→ Task instructions
Give the number of lines that hold the string "formado". Nothing else is needed.
** Begin **
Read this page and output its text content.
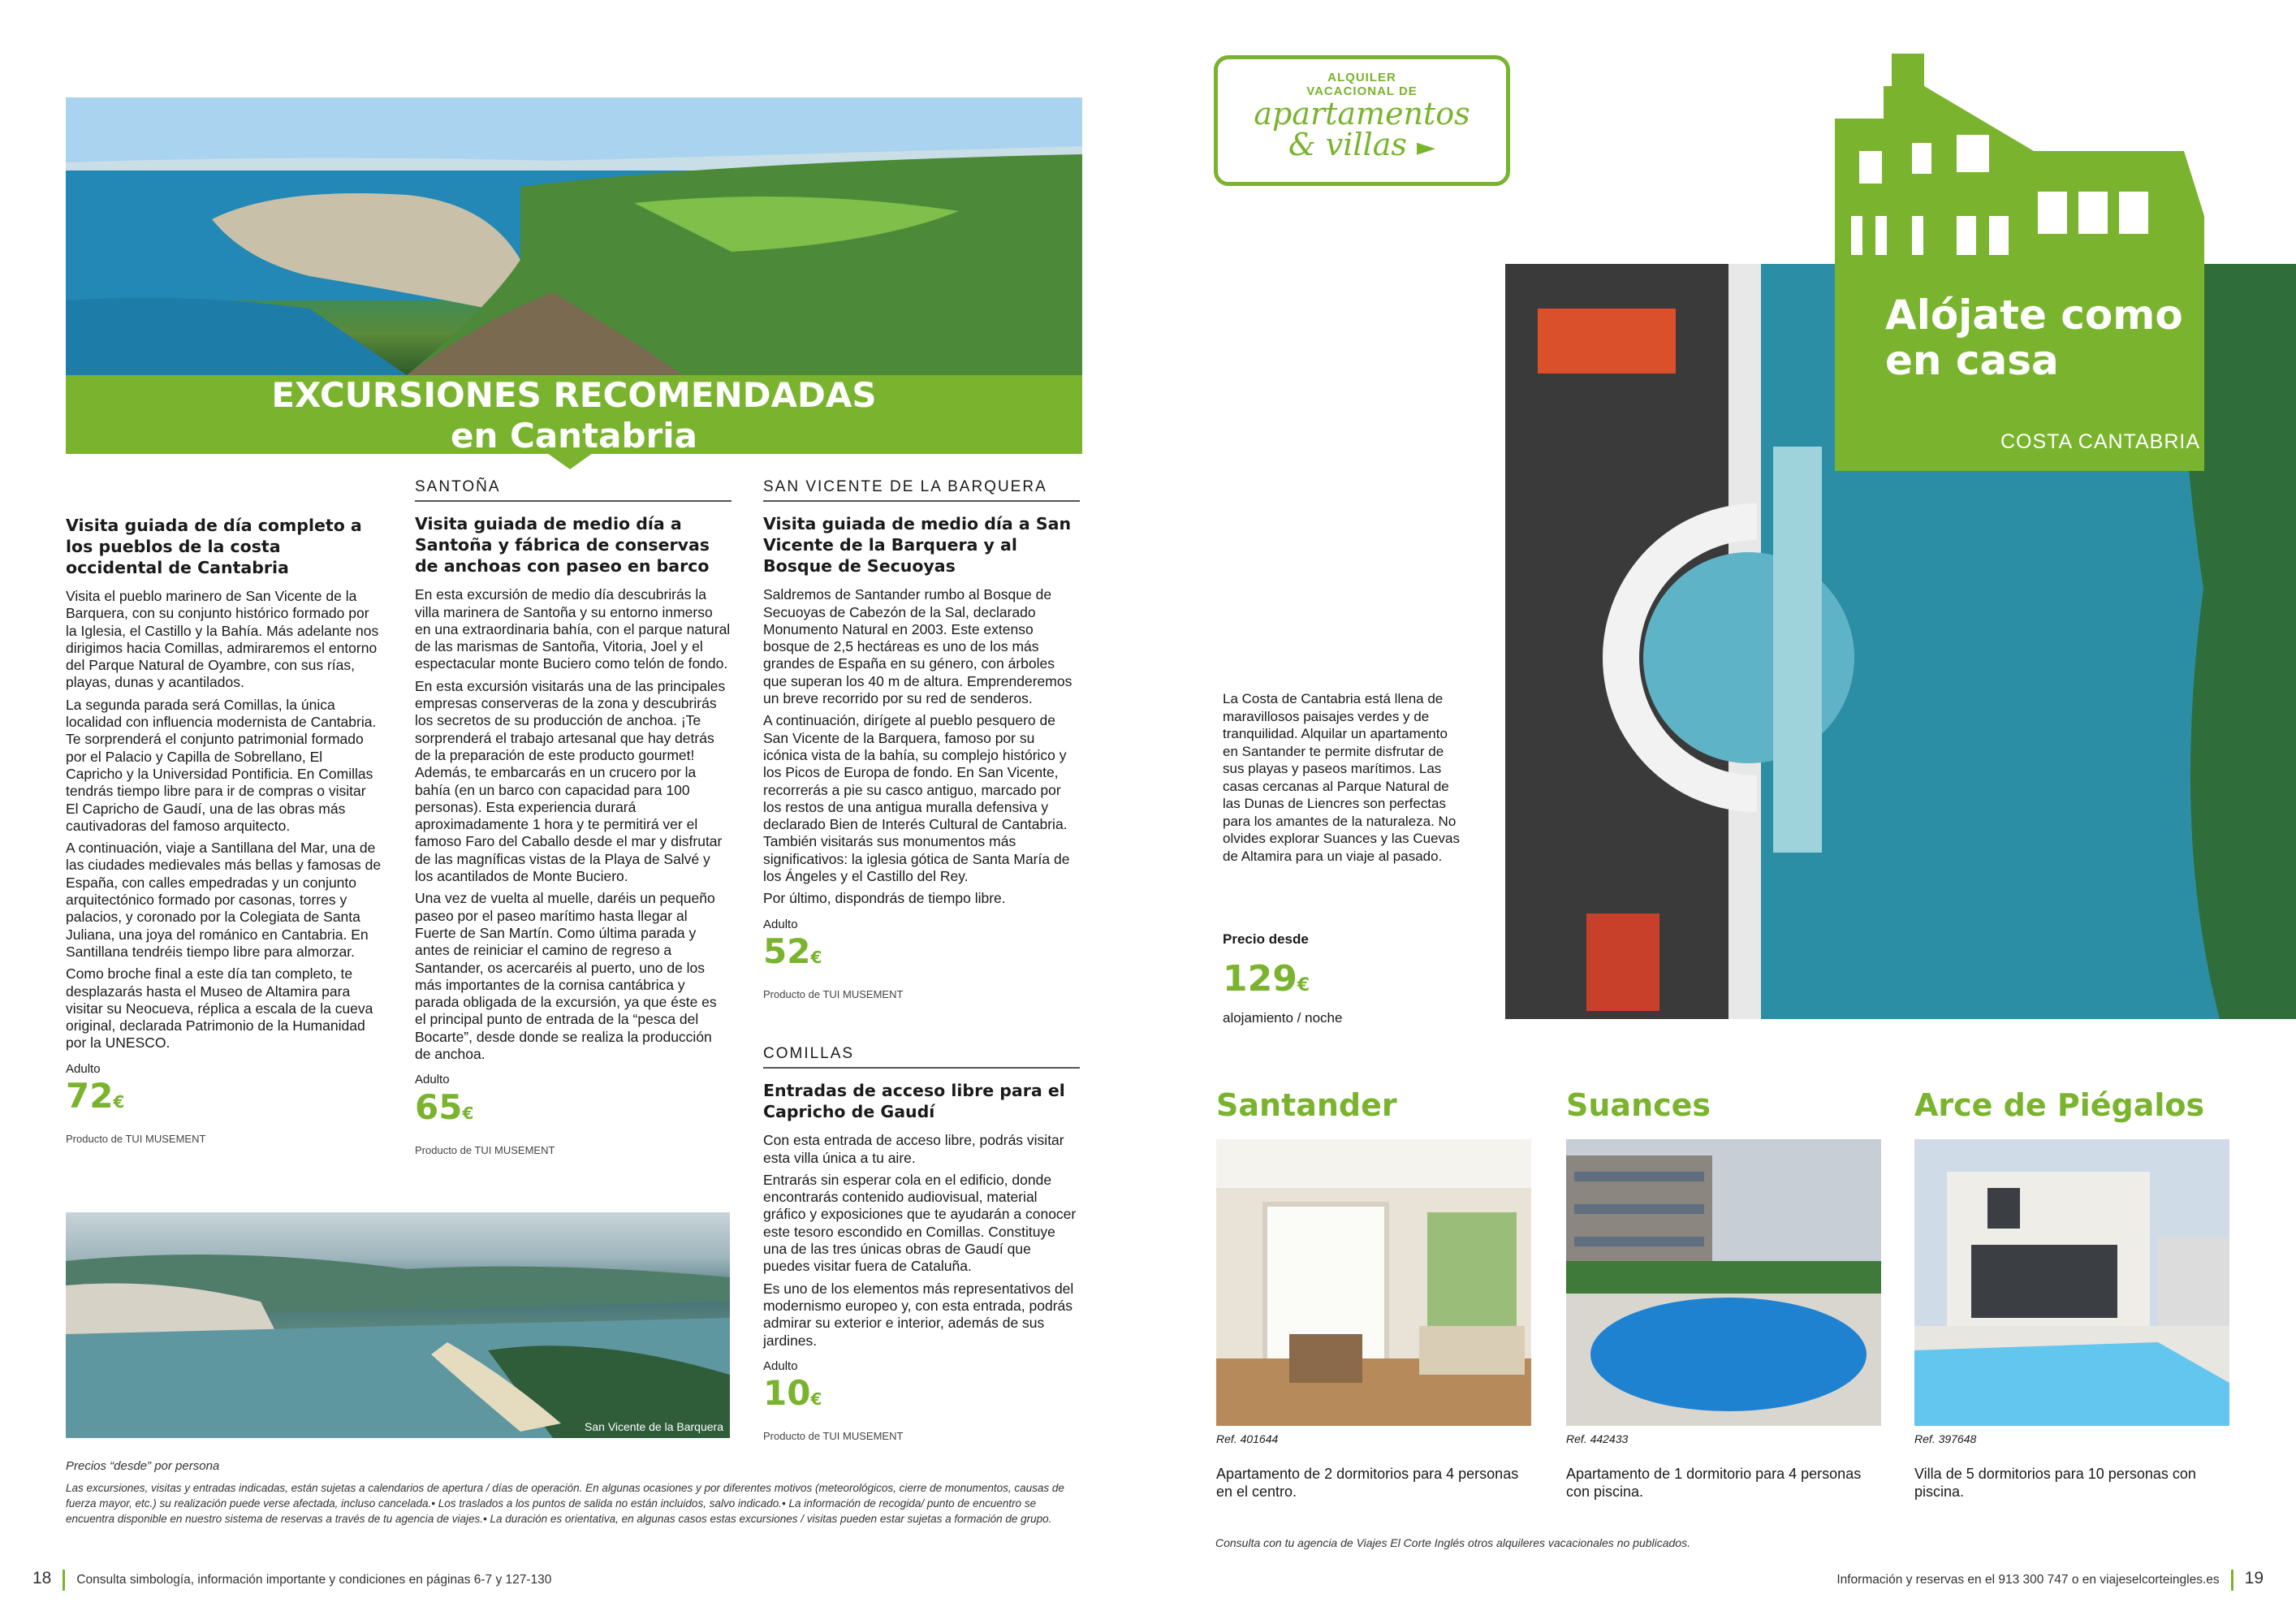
EXCURSIONES RECOMENDADAS
en Cantabria
Visita guiada de día completo a los pueblos de la costa occidental de Cantabria

Visita el pueblo marinero de San Vicente de la Barquera, con su conjunto histórico formado por la Iglesia, el Castillo y la Bahía. Más adelante nos dirigimos hacia Comillas, admiraremos el entorno del Parque Natural de Oyambre, con sus rías, playas, dunas y acantilados.

La segunda parada será Comillas, la única localidad con influencia modernista de Cantabria. Te sorprenderá el conjunto patrimonial formado por el Palacio y Capilla de Sobrellano, El Capricho y la Universidad Pontificia. En Comillas tendrás tiempo libre para ir de compras o visitar El Capricho de Gaudí, una de las obras más cautivadoras del famoso arquitecto.

A continuación, viaje a Santillana del Mar, una de las ciudades medievales más bellas y famosas de España, con calles empedradas y un conjunto arquitectónico formado por casonas, torres y palacios, y coronado por la Colegiata de Santa Juliana, una joya del románico en Cantabria. En Santillana tendréis tiempo libre para almorzar.

Como broche final a este día tan completo, te desplazarás hasta el Museo de Altamira para visitar su Neocueva, réplica a escala de la cueva original, declarada Patrimonio de la Humanidad por la UNESCO.

Adulto
72€
Producto de TUI MUSEMENT
SANTOÑA
Visita guiada de medio día a Santoña y fábrica de conservas de anchoas con paseo en barco

En esta excursión de medio día descubrirás la villa marinera de Santoña y su entorno inmerso en una extraordinaria bahía, con el parque natural de las marismas de Santoña, Vitoria, Joel y el espectacular monte Buciero como telón de fondo.

En esta excursión visitarás una de las principales empresas conserveras de la zona y descubrirás los secretos de su producción de anchoa. ¡Te sorprenderá el trabajo artesanal que hay detrás de la preparación de este producto gourmet! Además, te embarcarás en un crucero por la bahía (en un barco con capacidad para 100 personas). Esta experiencia durará aproximadamente 1 hora y te permitirá ver el famoso Faro del Caballo desde el mar y disfrutar de las magníficas vistas de la Playa de Salvé y los acantilados de Monte Buciero.

Una vez de vuelta al muelle, daréis un pequeño paseo por el paseo marítimo hasta llegar al Fuerte de San Martín. Como última parada y antes de reiniciar el camino de regreso a Santander, os acercaréis al puerto, uno de los más importantes de la cornisa cantábrica y parada obligada de la excursión, ya que éste es el principal punto de entrada de la “pesca del Bocarte”, desde donde se realiza la producción de anchoa.

Adulto
65€
Producto de TUI MUSEMENT
SAN VICENTE DE LA BARQUERA
Visita guiada de medio día a San Vicente de la Barquera y al Bosque de Secuoyas

Saldremos de Santander rumbo al Bosque de Secuoyas de Cabezón de la Sal, declarado Monumento Natural en 2003. Este extenso bosque de 2,5 hectáreas es uno de los más grandes de España en su género, con árboles que superan los 40 m de altura. Emprenderemos un breve recorrido por su red de senderos.

A continuación, dirígete al pueblo pesquero de San Vicente de la Barquera, famoso por su icónica vista de la bahía, su complejo histórico y los Picos de Europa de fondo. En San Vicente, recorrerás a pie su casco antiguo, marcado por los restos de una antigua muralla defensiva y declarado Bien de Interés Cultural de Cantabria. También visitarás sus monumentos más significativos: la iglesia gótica de Santa María de los Ángeles y el Castillo del Rey.

Por último, dispondrás de tiempo libre.

Adulto
52€
Producto de TUI MUSEMENT
COMILLAS
Entradas de acceso libre para el Capricho de Gaudí

Con esta entrada de acceso libre, podrás visitar esta villa única a tu aire.

Entrarás sin esperar cola en el edificio, donde encontrarás contenido audiovisual, material gráfico y exposiciones que te ayudarán a conocer este tesoro escondido en Comillas. Constituye una de las tres únicas obras de Gaudí que puedes visitar fuera de Cataluña.

Es uno de los elementos más representativos del modernismo europeo y, con esta entrada, podrás admirar su exterior e interior, además de sus jardines.

Adulto
10€
Producto de TUI MUSEMENT
San Vicente de la Barquera
Precios “desde” por persona
Las excursiones, visitas y entradas indicadas, están sujetas a calendarios de apertura / días de operación. En algunas ocasiones y por diferentes motivos (meteorológicos, cierre de monumentos, causas de fuerza mayor, etc.) su realización puede verse afectada, incluso cancelada.• Los traslados a los puntos de salida no están incluidos, salvo indicado.• La información de recogida/ punto de encuentro se encuentra disponible en nuestro sistema de reservas a través de tu agencia de viajes.• La duración es orientativa, en algunas casos estas excursiones / visitas pueden estar sujetas a formación de grupo.
18 Consulta simbología, información importante y condiciones en páginas 6-7 y 127-130
ALQUILER
VACACIONAL DE
apartamentos
& villas ►
Alójate como
en casa
COSTA CANTABRIA
La Costa de Cantabria está llena de maravillosos paisajes verdes y de tranquilidad. Alquilar un apartamento en Santander te permite disfrutar de sus playas y paseos marítimos. Las casas cercanas al Parque Natural de las Dunas de Liencres son perfectas para los amantes de la naturaleza. No olvides explorar Suances y las Cuevas de Altamira para un viaje al pasado.
Precio desde
129€
alojamiento / noche
Santander
Ref. 401644
Apartamento de 2 dormitorios para 4 personas en el centro.
Suances
Ref. 442433
Apartamento de 1 dormitorio para 4 personas con piscina.
Arce de Piégalos
Ref. 397648
Villa de 5 dormitorios para 10 personas con piscina.
Consulta con tu agencia de Viajes El Corte Inglés otros alquileres vacacionales no publicados.
Información y reservas en el 913 300 747 o en viajeselcorteingles.es 19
** End **
→ Solution for this problem
3